**Exercise instructions:** Filter out everything except lines holding "name".

------------------------------

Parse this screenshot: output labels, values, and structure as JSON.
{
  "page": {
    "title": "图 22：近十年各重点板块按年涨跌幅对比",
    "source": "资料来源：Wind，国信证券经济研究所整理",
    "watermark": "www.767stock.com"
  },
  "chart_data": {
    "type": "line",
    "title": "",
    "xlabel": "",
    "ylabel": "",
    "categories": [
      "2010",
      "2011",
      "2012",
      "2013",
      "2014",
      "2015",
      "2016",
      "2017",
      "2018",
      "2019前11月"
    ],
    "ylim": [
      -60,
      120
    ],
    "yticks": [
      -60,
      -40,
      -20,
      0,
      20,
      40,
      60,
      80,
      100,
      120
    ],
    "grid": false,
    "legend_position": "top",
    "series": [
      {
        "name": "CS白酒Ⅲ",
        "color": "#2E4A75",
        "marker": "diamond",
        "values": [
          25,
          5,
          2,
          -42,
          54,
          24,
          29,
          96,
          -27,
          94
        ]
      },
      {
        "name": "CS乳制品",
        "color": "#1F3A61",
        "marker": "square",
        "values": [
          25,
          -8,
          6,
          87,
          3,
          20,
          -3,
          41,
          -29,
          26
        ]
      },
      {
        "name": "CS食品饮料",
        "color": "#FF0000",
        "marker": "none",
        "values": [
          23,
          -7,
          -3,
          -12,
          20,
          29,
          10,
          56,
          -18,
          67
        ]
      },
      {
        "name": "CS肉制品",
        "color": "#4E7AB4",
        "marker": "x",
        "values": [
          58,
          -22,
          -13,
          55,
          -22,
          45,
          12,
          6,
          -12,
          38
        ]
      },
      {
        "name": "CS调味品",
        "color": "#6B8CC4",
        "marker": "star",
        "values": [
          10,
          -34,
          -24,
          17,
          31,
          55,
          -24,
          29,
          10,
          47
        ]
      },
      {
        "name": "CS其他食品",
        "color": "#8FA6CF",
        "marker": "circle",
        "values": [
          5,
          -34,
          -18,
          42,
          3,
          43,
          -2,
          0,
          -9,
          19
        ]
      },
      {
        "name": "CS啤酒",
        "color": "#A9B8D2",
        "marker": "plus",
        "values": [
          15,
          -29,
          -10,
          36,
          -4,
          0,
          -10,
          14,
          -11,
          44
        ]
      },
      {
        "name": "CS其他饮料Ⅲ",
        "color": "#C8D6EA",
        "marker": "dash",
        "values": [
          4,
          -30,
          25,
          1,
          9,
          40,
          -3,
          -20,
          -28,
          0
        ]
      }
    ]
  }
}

------------------------------

**Correct answer:**
        "name": "CS白酒Ⅲ",
        "name": "CS乳制品",
        "name": "CS食品饮料",
        "name": "CS肉制品",
        "name": "CS调味品",
        "name": "CS其他食品",
        "name": "CS啤酒",
        "name": "CS其他饮料Ⅲ",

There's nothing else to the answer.